** Start Dataset rows **
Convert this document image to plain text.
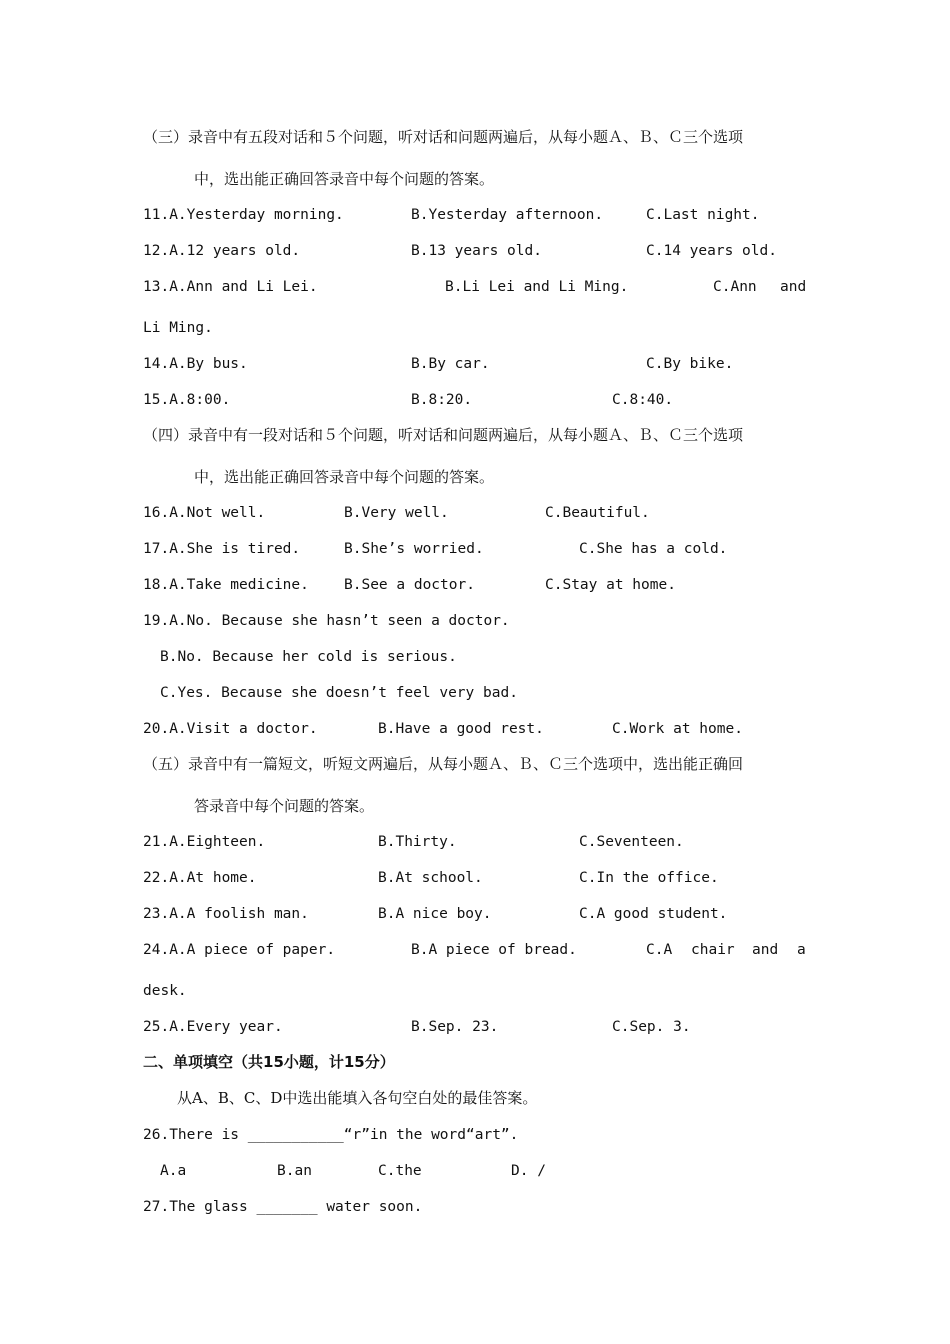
（三）录音中有五段对话和５个问题，听对话和问题两遍后，从每小题Ａ、Ｂ、Ｃ三个选项
中，选出能正确回答录音中每个问题的答案。
11.A.Yesterday morning.	B.Yesterday afternoon.	C.Last night.
12.A.12 years old.	B.13 years old.	C.14 years old.
13.A.Ann and Li Lei.	B.Li Lei and Li Ming.	C.Ann and
Li Ming.
14.A.By bus.	B.By car.	C.By bike.
15.A.8:00.	B.8:20.	C.8:40.
（四）录音中有一段对话和５个问题，听对话和问题两遍后，从每小题Ａ、Ｂ、Ｃ三个选项
中，选出能正确回答录音中每个问题的答案。
16.A.Not well.	B.Very well.	C.Beautiful.
17.A.She is tired.	B.She’s worried.	C.She has a cold.
18.A.Take medicine. B.See a doctor.	C.Stay at home.
19.A.No. Because she hasn’t seen a doctor.
B.No. Because her cold is serious.
C.Yes. Because she doesn’t feel very bad.
20.A.Visit a doctor.	B.Have a good rest.	C.Work at home.
（五）录音中有一篇短文，听短文两遍后，从每小题Ａ、Ｂ、Ｃ三个选项中，选出能正确回
答录音中每个问题的答案。
21.A.Eighteen.	B.Thirty.	C.Seventeen.
22.A.At home.	B.At school.	C.In the office.
23.A.A foolish man.	B.A nice boy.	C.A good student.
24.A.A piece of paper.	B.A piece of bread.	C.A chair and a
desk.
25.A.Every year.	B.Sep. 23.	C.Sep. 3.
二、单项填空（共15小题，计15分）
从A、B、C、D中选出能填入各句空白处的最佳答案。
26.There is ___________“r”in the word“art”.
A.a	B.an	C.the	D. /
27.The glass _______ water soon.
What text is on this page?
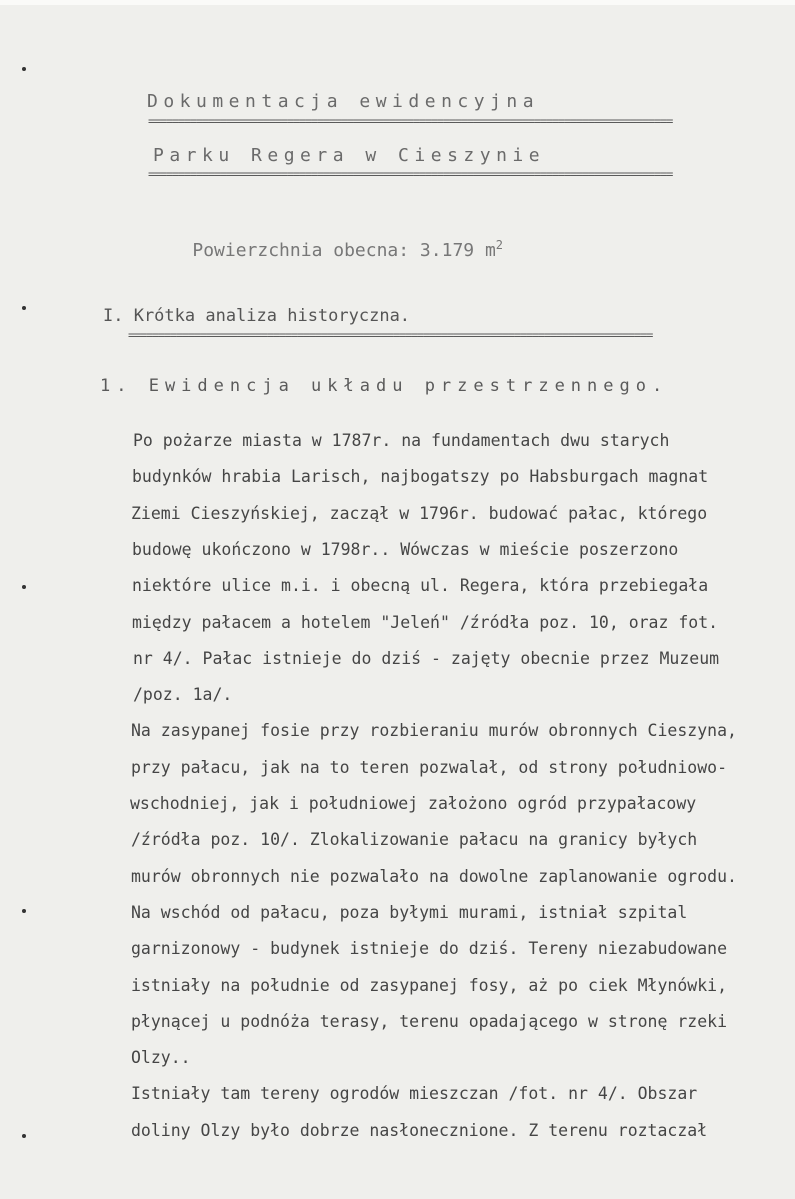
Dokumentacja ewidencyjna
=======================================================================================
Parku Regera w Cieszynie
=======================================================================================

Powierzchnia obecna: 3.179 $m^2$

I. Krótka analiza historyczna.
=======================================================================================
1. Ewidencja układu przestrzennego.
Po pożarze miasta w 1787r. na fundamentach dwu starych
budynków hrabia Larisch, najbogatszy po Habsburgach magnat
Ziemi Cieszyńskiej, zaczął w 1796r. budować pałac, którego
budowę ukończono w 1798r.. Wówczas w mieście poszerzono
niektóre ulice m.i. i obecną ul. Regera, która przebiegała
między pałacem a hotelem "Jeleń" /źródła poz. 10, oraz fot.
nr 4/. Pałac istnieje do dziś - zajęty obecnie przez Muzeum
/poz. 1a/.
Na zasypanej fosie przy rozbieraniu murów obronnych Cieszyna,
przy pałacu, jak na to teren pozwalał, od strony południowo-
wschodniej, jak i południowej założono ogród przypałacowy
/źródła poz. 10/. Zlokalizowanie pałacu na granicy byłych
murów obronnych nie pozwalało na dowolne zaplanowanie ogrodu.
Na wschód od pałacu, poza byłymi murami, istniał szpital
garnizonowy - budynek istnieje do dziś. Tereny niezabudowane
istniały na południe od zasypanej fosy, aż po ciek Młynówki,
płynącej u podnóża terasy, terenu opadającego w stronę rzeki
Olzy..
Istniały tam tereny ogrodów mieszczan /fot. nr 4/. Obszar
doliny Olzy było dobrze nasłonecznione. Z terenu roztaczał
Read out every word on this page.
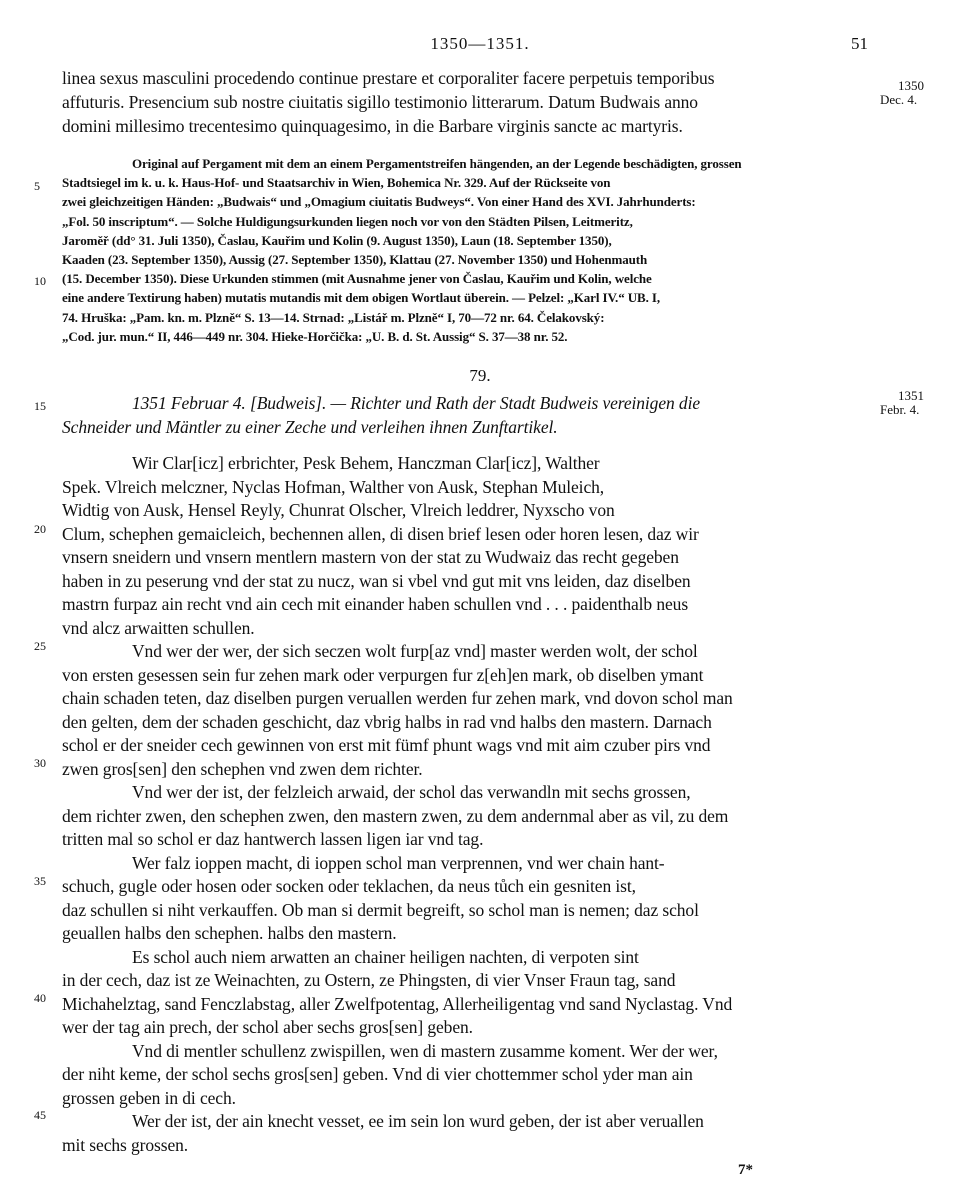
1350—1351.	51
1350
Dec. 4.
1351
Febr. 4.
linea sexus masculini procedendo continue prestare et corporaliter facere perpetuis temporibus
affuturis. Presencium sub nostre ciuitatis sigillo testimonio litterarum. Datum Budwais anno
domini millesimo trecentesimo quinquagesimo, in die Barbare virginis sancte ac martyris.
Original auf Pergament mit dem an einem Pergamentstreifen hängenden, an der Legende beschädigten, grossen
Stadtsiegel im k. u. k. Haus-Hof- und Staatsarchiv in Wien, Bohemica Nr. 329. Auf der Rückseite von
zwei gleichzeitigen Händen: „Budwais“ und „Omagium ciuitatis Budweys“. Von einer Hand des XVI. Jahrhunderts:
„Fol. 50 inscriptum“. — Solche Huldigungsurkunden liegen noch vor von den Städten Pilsen, Leitmeritz,
Jaroměř (dd° 31. Juli 1350), Časlau, Kauřim und Kolin (9. August 1350), Laun (18. September 1350),
Kaaden (23. September 1350), Aussig (27. September 1350), Klattau (27. November 1350) und Hohenmauth
(15. December 1350). Diese Urkunden stimmen (mit Ausnahme jener von Časlau, Kauřim und Kolin, welche
eine andere Textirung haben) mutatis mutandis mit dem obigen Wortlaut überein. — Pelzel: „Karl IV.“ UB. I,
74. Hruška: „Pam. kn. m. Plzně“ S. 13—14. Strnad: „Listář m. Plzně“ I, 70—72 nr. 64. Čelakovský:
„Cod. jur. mun.“ II, 446—449 nr. 304. Hieke-Horčička: „U. B. d. St. Aussig“ S. 37—38 nr. 52.
79.
1351 Februar 4. [Budweis]. — Richter und Rath der Stadt Budweis vereinigen die
Schneider und Mäntler zu einer Zeche und verleihen ihnen Zunftartikel.
Wir Clar[icz] erbrichter, Pesk Behem, Hanczman Clar[icz], Walther
Spek. Vlreich melczner, Nyclas Hofman, Walther von Ausk, Stephan Muleich,
Widtig von Ausk, Hensel Reyly, Chunrat Olscher, Vlreich leddrer, Nyxscho von
Clum, schephen gemaicleich, bechennen allen, di disen brief lesen oder horen lesen, daz wir
vnsern sneidern und vnsern mentlern mastern von der stat zu Wudwaiz das recht gegeben
haben in zu peserung vnd der stat zu nucz, wan si vbel vnd gut mit vns leiden, daz diselben
mastrn furpaz ain recht vnd ain cech mit einander haben schullen vnd . . . paidenthalb neus
vnd alcz arwaitten schullen.
Vnd wer der wer, der sich seczen wolt furp[az vnd] master werden wolt, der schol
von ersten gesessen sein fur zehen mark oder verpurgen fur z[eh]en mark, ob diselben ymant
chain schaden teten, daz diselben purgen veruallen werden fur zehen mark, vnd dovon schol man
den gelten, dem der schaden geschicht, daz vbrig halbs in rad vnd halbs den mastern. Darnach
schol er der sneider cech gewinnen von erst mit fümf phunt wags vnd mit aim czuber pirs vnd
zwen gros[sen] den schephen vnd zwen dem richter.
Vnd wer der ist, der felzleich arwaid, der schol das verwandln mit sechs grossen,
dem richter zwen, den schephen zwen, den mastern zwen, zu dem andernmal aber as vil, zu dem
tritten mal so schol er daz hantwerch lassen ligen iar vnd tag.
Wer falz ioppen macht, di ioppen schol man verprennen, vnd wer chain hant-
schuch, gugle oder hosen oder socken oder teklachen, da neus tůch ein gesniten ist,
daz schullen si niht verkauffen. Ob man si dermit begreift, so schol man is nemen; daz schol
geuallen halbs den schephen. halbs den mastern.
Es schol auch niem arwatten an chainer heiligen nachten, di verpoten sint
in der cech, daz ist ze Weinachten, zu Ostern, ze Phingsten, di vier Vnser Fraun tag, sand
Michahelztag, sand Fenczlabstag, aller Zwelfpotentag, Allerheiligentag vnd sand Nyclastag. Vnd
wer der tag ain prech, der schol aber sechs gros[sen] geben.
Vnd di mentler schullenz zwispillen, wen di mastern zusamme koment. Wer der wer,
der niht keme, der schol sechs gros[sen] geben. Vnd di vier chottemmer schol yder man ain
grossen geben in di cech.
Wer der ist, der ain knecht vesset, ee im sein lon wurd geben, der ist aber veruallen
mit sechs grossen.
5
10
15
20
25
30
35
40
45
7*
** End Dataset rows **
*Work to do:* Set every line down exactly as written, leaving each picture out.

*Exercise result:*
Convert this document image to plain text.
（三）录音中有五段对话和５个问题，听对话和问题两遍后，从每小题Ａ、Ｂ、Ｃ三个选项
中，选出能正确回答录音中每个问题的答案。
11.A.Yesterday morning.	B.Yesterday afternoon.	C.Last night.
12.A.12 years old.	B.13 years old.	C.14 years old.
13.A.Ann and Li Lei.	B.Li Lei and Li Ming.	C.Ann and
Li Ming.
14.A.By bus.	B.By car.	C.By bike.
15.A.8:00.	B.8:20.	C.8:40.
（四）录音中有一段对话和５个问题，听对话和问题两遍后，从每小题Ａ、Ｂ、Ｃ三个选项
中，选出能正确回答录音中每个问题的答案。
16.A.Not well.	B.Very well.	C.Beautiful.
17.A.She is tired.	B.She’s worried.	C.She has a cold.
18.A.Take medicine. B.See a doctor.	C.Stay at home.
19.A.No. Because she hasn’t seen a doctor.
B.No. Because her cold is serious.
C.Yes. Because she doesn’t feel very bad.
20.A.Visit a doctor.	B.Have a good rest.	C.Work at home.
（五）录音中有一篇短文，听短文两遍后，从每小题Ａ、Ｂ、Ｃ三个选项中，选出能正确回
答录音中每个问题的答案。
21.A.Eighteen.	B.Thirty.	C.Seventeen.
22.A.At home.	B.At school.	C.In the office.
23.A.A foolish man.	B.A nice boy.	C.A good student.
24.A.A piece of paper.	B.A piece of bread.	C.A chair and a
desk.
25.A.Every year.	B.Sep. 23.	C.Sep. 3.
二、单项填空（共15小题，计15分）
从A、B、C、D中选出能填入各句空白处的最佳答案。
26.There is ___________“r”in the word“art”.
A.a	B.an	C.the	D. /
27.The glass _______ water soon.
What text is on this page?
Dokumentacja ewidencyjna
=======================================================================================
Parku Regera w Cieszynie
=======================================================================================

Powierzchnia obecna: 3.179 $m^2$

I. Krótka analiza historyczna.
=======================================================================================
1. Ewidencja układu przestrzennego.
Po pożarze miasta w 1787r. na fundamentach dwu starych
budynków hrabia Larisch, najbogatszy po Habsburgach magnat
Ziemi Cieszyńskiej, zaczął w 1796r. budować pałac, którego
budowę ukończono w 1798r.. Wówczas w mieście poszerzono
niektóre ulice m.i. i obecną ul. Regera, która przebiegała
między pałacem a hotelem "Jeleń" /źródła poz. 10, oraz fot.
nr 4/. Pałac istnieje do dziś - zajęty obecnie przez Muzeum
/poz. 1a/.
Na zasypanej fosie przy rozbieraniu murów obronnych Cieszyna,
przy pałacu, jak na to teren pozwalał, od strony południowo-
wschodniej, jak i południowej założono ogród przypałacowy
/źródła poz. 10/. Zlokalizowanie pałacu na granicy byłych
murów obronnych nie pozwalało na dowolne zaplanowanie ogrodu.
Na wschód od pałacu, poza byłymi murami, istniał szpital
garnizonowy - budynek istnieje do dziś. Tereny niezabudowane
istniały na południe od zasypanej fosy, aż po ciek Młynówki,
płynącej u podnóża terasy, terenu opadającego w stronę rzeki
Olzy..
Istniały tam tereny ogrodów mieszczan /fot. nr 4/. Obszar
doliny Olzy było dobrze nasłonecznione. Z terenu roztaczał
Read out every word on this page.
1350—1351.	51
1350
Dec. 4.
1351
Febr. 4.
linea sexus masculini procedendo continue prestare et corporaliter facere perpetuis temporibus
affuturis. Presencium sub nostre ciuitatis sigillo testimonio litterarum. Datum Budwais anno
domini millesimo trecentesimo quinquagesimo, in die Barbare virginis sancte ac martyris.
Original auf Pergament mit dem an einem Pergamentstreifen hängenden, an der Legende beschädigten, grossen
Stadtsiegel im k. u. k. Haus-Hof- und Staatsarchiv in Wien, Bohemica Nr. 329. Auf der Rückseite von
zwei gleichzeitigen Händen: „Budwais“ und „Omagium ciuitatis Budweys“. Von einer Hand des XVI. Jahrhunderts:
„Fol. 50 inscriptum“. — Solche Huldigungsurkunden liegen noch vor von den Städten Pilsen, Leitmeritz,
Jaroměř (dd° 31. Juli 1350), Časlau, Kauřim und Kolin (9. August 1350), Laun (18. September 1350),
Kaaden (23. September 1350), Aussig (27. September 1350), Klattau (27. November 1350) und Hohenmauth
(15. December 1350). Diese Urkunden stimmen (mit Ausnahme jener von Časlau, Kauřim und Kolin, welche
eine andere Textirung haben) mutatis mutandis mit dem obigen Wortlaut überein. — Pelzel: „Karl IV.“ UB. I,
74. Hruška: „Pam. kn. m. Plzně“ S. 13—14. Strnad: „Listář m. Plzně“ I, 70—72 nr. 64. Čelakovský:
„Cod. jur. mun.“ II, 446—449 nr. 304. Hieke-Horčička: „U. B. d. St. Aussig“ S. 37—38 nr. 52.
79.
1351 Februar 4. [Budweis]. — Richter und Rath der Stadt Budweis vereinigen die
Schneider und Mäntler zu einer Zeche und verleihen ihnen Zunftartikel.
Wir Clar[icz] erbrichter, Pesk Behem, Hanczman Clar[icz], Walther
Spek. Vlreich melczner, Nyclas Hofman, Walther von Ausk, Stephan Muleich,
Widtig von Ausk, Hensel Reyly, Chunrat Olscher, Vlreich leddrer, Nyxscho von
Clum, schephen gemaicleich, bechennen allen, di disen brief lesen oder horen lesen, daz wir
vnsern sneidern und vnsern mentlern mastern von der stat zu Wudwaiz das recht gegeben
haben in zu peserung vnd der stat zu nucz, wan si vbel vnd gut mit vns leiden, daz diselben
mastrn furpaz ain recht vnd ain cech mit einander haben schullen vnd . . . paidenthalb neus
vnd alcz arwaitten schullen.
Vnd wer der wer, der sich seczen wolt furp[az vnd] master werden wolt, der schol
von ersten gesessen sein fur zehen mark oder verpurgen fur z[eh]en mark, ob diselben ymant
chain schaden teten, daz diselben purgen veruallen werden fur zehen mark, vnd dovon schol man
den gelten, dem der schaden geschicht, daz vbrig halbs in rad vnd halbs den mastern. Darnach
schol er der sneider cech gewinnen von erst mit fümf phunt wags vnd mit aim czuber pirs vnd
zwen gros[sen] den schephen vnd zwen dem richter.
Vnd wer der ist, der felzleich arwaid, der schol das verwandln mit sechs grossen,
dem richter zwen, den schephen zwen, den mastern zwen, zu dem andernmal aber as vil, zu dem
tritten mal so schol er daz hantwerch lassen ligen iar vnd tag.
Wer falz ioppen macht, di ioppen schol man verprennen, vnd wer chain hant-
schuch, gugle oder hosen oder socken oder teklachen, da neus tůch ein gesniten ist,
daz schullen si niht verkauffen. Ob man si dermit begreift, so schol man is nemen; daz schol
geuallen halbs den schephen. halbs den mastern.
Es schol auch niem arwatten an chainer heiligen nachten, di verpoten sint
in der cech, daz ist ze Weinachten, zu Ostern, ze Phingsten, di vier Vnser Fraun tag, sand
Michahelztag, sand Fenczlabstag, aller Zwelfpotentag, Allerheiligentag vnd sand Nyclastag. Vnd
wer der tag ain prech, der schol aber sechs gros[sen] geben.
Vnd di mentler schullenz zwispillen, wen di mastern zusamme koment. Wer der wer,
der niht keme, der schol sechs gros[sen] geben. Vnd di vier chottemmer schol yder man ain
grossen geben in di cech.
Wer der ist, der ain knecht vesset, ee im sein lon wurd geben, der ist aber veruallen
mit sechs grossen.
5
10
15
20
25
30
35
40
45
7*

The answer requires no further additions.